### GIVEN INSTRUCTION
Show every line in the entries below where the word "Egidio" appears.

Source records
□ □ □ □ □

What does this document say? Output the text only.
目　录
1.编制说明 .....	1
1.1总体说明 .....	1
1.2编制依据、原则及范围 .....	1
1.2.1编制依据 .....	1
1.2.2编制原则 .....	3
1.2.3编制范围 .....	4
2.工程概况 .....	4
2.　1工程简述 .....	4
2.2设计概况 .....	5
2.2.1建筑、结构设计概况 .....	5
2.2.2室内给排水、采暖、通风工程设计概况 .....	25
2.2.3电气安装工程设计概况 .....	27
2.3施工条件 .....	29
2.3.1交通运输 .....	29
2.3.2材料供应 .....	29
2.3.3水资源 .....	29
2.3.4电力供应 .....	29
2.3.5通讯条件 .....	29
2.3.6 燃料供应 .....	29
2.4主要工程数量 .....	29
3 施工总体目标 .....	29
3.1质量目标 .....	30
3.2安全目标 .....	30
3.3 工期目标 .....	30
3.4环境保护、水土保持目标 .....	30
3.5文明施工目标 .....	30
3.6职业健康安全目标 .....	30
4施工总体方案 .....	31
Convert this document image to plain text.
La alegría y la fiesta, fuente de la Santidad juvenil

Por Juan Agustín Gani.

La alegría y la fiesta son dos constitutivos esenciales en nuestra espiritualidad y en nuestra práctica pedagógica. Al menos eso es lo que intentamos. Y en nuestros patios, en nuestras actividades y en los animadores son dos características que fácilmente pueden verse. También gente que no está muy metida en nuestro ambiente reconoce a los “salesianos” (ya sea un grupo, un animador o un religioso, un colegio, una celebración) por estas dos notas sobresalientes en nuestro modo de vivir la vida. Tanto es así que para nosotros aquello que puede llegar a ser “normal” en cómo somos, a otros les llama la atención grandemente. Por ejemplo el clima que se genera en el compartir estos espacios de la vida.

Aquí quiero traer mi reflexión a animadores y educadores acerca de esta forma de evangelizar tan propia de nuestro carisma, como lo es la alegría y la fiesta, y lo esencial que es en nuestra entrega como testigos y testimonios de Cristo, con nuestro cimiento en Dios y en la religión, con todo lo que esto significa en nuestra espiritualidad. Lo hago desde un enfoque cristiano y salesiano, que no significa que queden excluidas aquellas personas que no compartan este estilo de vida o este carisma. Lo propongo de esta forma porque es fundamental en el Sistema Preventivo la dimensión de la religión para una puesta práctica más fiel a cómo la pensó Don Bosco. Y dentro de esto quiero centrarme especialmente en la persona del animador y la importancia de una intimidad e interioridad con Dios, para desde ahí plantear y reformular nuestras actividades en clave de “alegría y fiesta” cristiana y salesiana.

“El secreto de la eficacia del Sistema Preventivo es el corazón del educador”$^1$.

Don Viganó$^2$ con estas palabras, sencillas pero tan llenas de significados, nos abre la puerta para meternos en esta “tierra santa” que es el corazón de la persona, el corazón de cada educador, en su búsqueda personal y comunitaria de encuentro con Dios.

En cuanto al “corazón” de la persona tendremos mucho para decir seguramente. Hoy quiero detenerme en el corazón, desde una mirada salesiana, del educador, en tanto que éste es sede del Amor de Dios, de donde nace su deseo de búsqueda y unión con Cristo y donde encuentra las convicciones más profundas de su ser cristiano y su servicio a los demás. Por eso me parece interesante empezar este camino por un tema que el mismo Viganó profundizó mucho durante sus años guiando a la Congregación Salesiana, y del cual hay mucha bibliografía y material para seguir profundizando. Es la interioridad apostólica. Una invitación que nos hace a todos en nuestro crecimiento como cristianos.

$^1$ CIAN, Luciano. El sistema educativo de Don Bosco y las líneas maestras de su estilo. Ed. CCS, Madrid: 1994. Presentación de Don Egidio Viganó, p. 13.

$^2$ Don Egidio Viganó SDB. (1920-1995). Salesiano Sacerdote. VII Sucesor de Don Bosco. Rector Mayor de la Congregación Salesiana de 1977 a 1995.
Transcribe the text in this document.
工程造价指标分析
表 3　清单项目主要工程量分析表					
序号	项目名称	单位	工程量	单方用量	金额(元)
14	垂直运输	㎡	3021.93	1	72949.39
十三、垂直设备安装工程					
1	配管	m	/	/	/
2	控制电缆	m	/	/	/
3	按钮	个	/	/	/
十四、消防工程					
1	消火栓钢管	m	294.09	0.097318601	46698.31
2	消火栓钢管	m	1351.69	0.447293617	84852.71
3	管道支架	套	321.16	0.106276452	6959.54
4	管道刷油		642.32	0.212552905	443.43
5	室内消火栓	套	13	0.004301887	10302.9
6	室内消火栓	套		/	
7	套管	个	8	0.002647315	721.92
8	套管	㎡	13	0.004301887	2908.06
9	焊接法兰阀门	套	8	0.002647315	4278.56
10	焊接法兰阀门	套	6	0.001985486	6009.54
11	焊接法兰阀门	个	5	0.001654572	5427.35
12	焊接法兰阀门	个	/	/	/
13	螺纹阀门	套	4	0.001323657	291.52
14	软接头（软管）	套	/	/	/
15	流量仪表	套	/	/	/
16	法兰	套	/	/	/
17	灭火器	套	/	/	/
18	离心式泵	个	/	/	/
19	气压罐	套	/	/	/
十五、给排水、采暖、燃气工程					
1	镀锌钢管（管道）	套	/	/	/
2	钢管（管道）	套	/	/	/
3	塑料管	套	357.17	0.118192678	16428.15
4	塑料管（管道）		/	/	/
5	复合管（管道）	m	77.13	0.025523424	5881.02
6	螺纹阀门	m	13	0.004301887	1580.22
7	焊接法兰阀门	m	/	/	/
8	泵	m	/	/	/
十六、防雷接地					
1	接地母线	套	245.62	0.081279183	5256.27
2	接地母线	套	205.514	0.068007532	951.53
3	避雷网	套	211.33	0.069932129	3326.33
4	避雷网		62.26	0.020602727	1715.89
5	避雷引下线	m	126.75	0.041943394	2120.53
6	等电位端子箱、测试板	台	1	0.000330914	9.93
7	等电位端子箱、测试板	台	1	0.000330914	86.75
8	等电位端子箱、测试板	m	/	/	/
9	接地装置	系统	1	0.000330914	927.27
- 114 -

□ □ □ □ □

### COMPLETE RESPONSE
$^1$ CIAN, Luciano. El sistema educativo de Don Bosco y las líneas maestras de su estilo. Ed. CCS, Madrid: 1994. Presentación de Don Egidio Viganó, p. 13.
$^2$ Don Egidio Viganó SDB. (1920-1995). Salesiano Sacerdote. VII Sucesor de Don Bosco. Rector Mayor de la Congregación Salesiana de 1977 a 1995.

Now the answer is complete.